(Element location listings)
######

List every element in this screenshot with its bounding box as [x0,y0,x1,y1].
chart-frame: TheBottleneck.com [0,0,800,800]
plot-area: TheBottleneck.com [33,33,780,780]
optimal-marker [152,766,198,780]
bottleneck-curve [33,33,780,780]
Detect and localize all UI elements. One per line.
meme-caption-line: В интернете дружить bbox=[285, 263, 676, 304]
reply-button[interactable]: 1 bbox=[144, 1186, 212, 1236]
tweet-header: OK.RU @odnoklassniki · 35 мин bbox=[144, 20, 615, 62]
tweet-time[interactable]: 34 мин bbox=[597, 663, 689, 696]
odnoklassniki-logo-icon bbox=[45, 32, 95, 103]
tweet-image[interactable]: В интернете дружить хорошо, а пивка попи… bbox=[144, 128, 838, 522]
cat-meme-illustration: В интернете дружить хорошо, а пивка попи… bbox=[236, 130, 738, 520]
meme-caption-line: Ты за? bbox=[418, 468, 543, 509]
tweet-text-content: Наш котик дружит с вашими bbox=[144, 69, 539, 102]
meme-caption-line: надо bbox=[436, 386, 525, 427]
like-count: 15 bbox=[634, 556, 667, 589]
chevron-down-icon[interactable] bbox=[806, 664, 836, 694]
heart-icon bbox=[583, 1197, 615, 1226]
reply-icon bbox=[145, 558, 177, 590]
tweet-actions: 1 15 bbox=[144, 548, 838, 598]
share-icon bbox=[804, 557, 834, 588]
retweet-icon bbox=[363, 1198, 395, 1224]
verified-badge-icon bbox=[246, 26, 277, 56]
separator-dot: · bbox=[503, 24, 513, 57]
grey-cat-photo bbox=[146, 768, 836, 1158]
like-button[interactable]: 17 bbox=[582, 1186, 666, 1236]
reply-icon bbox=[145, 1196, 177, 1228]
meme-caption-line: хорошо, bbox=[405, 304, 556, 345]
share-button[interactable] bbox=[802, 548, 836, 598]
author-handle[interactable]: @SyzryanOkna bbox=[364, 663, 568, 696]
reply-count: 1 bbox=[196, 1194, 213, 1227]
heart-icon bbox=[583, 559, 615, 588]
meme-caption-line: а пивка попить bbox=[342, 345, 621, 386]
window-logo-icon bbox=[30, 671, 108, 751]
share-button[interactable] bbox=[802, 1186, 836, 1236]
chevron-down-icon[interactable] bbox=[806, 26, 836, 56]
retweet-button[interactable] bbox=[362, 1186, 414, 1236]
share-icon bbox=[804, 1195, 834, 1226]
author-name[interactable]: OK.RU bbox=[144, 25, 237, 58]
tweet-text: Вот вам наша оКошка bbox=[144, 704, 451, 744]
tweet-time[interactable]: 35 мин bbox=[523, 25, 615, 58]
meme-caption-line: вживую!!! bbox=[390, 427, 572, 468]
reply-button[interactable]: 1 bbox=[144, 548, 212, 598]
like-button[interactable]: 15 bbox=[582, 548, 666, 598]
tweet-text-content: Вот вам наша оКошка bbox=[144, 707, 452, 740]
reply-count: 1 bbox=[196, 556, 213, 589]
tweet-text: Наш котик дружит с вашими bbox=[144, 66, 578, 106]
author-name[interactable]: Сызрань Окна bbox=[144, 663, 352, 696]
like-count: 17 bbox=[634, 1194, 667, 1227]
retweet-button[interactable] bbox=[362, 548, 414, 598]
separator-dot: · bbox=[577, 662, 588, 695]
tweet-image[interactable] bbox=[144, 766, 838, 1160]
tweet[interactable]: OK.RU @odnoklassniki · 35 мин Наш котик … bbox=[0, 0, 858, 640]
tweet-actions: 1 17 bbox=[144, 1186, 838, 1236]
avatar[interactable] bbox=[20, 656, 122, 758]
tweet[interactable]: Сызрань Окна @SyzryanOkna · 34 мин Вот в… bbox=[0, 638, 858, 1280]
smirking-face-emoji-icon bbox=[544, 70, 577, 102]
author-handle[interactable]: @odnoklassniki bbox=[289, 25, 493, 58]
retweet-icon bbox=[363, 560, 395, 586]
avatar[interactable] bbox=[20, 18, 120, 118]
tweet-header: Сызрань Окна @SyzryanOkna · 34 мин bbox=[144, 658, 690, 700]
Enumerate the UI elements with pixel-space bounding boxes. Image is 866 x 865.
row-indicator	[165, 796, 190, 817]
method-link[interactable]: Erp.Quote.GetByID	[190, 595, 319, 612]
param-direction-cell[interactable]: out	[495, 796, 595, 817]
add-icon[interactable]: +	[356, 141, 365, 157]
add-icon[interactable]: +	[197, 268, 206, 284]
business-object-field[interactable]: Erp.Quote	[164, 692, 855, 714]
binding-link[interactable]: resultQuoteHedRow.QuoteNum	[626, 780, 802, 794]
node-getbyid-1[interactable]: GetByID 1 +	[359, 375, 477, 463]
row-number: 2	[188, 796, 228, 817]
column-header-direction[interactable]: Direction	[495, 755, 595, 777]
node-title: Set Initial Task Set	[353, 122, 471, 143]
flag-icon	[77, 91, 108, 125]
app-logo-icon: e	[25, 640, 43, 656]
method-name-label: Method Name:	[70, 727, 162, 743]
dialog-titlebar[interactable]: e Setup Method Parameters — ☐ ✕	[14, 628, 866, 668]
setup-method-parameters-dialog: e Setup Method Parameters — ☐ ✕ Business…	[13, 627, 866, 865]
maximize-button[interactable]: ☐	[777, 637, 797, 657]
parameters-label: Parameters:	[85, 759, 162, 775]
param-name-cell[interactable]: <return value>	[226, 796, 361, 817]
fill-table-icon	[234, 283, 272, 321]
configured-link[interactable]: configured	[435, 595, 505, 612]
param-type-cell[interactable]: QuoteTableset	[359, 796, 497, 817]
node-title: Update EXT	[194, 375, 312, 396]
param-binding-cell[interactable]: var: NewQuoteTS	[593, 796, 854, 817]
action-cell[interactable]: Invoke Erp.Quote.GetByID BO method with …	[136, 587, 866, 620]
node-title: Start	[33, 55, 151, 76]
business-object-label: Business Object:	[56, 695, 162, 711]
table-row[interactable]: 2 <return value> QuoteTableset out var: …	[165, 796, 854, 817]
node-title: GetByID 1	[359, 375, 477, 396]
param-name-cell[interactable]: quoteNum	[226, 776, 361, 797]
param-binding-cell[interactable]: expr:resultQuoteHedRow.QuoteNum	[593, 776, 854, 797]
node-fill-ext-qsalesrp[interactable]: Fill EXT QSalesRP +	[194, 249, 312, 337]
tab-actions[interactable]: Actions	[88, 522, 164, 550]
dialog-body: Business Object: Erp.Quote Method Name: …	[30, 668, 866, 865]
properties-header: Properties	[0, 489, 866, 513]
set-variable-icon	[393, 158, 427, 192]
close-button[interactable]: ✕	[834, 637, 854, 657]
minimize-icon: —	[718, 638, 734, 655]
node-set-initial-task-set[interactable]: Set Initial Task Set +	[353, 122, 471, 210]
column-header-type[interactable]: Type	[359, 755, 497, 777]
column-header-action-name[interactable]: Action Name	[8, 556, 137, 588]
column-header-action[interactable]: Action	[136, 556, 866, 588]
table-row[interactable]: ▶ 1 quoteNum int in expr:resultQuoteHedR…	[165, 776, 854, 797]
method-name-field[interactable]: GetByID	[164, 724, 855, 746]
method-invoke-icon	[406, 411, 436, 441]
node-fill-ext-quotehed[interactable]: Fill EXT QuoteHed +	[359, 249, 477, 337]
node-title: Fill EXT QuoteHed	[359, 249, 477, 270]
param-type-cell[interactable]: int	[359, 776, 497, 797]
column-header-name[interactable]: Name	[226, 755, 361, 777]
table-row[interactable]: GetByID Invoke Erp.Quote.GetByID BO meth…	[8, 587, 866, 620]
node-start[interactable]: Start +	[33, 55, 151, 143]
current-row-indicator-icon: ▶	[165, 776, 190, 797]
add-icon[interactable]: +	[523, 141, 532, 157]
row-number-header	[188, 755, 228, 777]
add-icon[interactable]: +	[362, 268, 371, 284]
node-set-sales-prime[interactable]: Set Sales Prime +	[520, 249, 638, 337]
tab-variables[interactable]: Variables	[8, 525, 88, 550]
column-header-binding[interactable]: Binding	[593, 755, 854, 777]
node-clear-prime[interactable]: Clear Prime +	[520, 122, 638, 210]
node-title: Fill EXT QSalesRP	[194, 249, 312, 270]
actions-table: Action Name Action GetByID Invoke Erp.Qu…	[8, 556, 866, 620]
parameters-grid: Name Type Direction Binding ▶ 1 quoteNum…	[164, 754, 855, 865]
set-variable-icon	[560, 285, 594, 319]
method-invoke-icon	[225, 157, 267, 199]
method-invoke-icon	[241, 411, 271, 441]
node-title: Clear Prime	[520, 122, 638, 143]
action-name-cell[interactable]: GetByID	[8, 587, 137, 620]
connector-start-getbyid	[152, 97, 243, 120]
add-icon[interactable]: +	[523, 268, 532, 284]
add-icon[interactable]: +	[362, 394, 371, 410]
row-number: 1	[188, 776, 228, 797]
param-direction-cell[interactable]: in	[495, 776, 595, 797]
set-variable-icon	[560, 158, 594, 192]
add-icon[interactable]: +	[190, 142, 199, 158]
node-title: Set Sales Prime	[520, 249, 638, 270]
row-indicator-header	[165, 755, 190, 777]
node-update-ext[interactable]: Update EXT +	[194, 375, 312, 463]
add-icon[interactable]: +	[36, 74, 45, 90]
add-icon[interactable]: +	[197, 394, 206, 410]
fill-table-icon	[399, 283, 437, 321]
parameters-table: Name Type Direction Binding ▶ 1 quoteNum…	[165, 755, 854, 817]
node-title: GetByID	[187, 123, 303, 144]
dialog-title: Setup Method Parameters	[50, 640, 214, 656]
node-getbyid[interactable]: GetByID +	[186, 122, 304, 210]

######

Request
Can you lay out the rows from the first line through the line containing "bottleneck-curve [33,33,780,780]", inclusive, as a JSON list of strings with one string per line and blank lines left out?

The completed task
[
  "List every element in this screenshot with its bounding box as [x0,y0,x1,y1].",
  "chart-frame: TheBottleneck.com [0,0,800,800]",
  "plot-area: TheBottleneck.com [33,33,780,780]",
  "optimal-marker [152,766,198,780]",
  "bottleneck-curve [33,33,780,780]"
]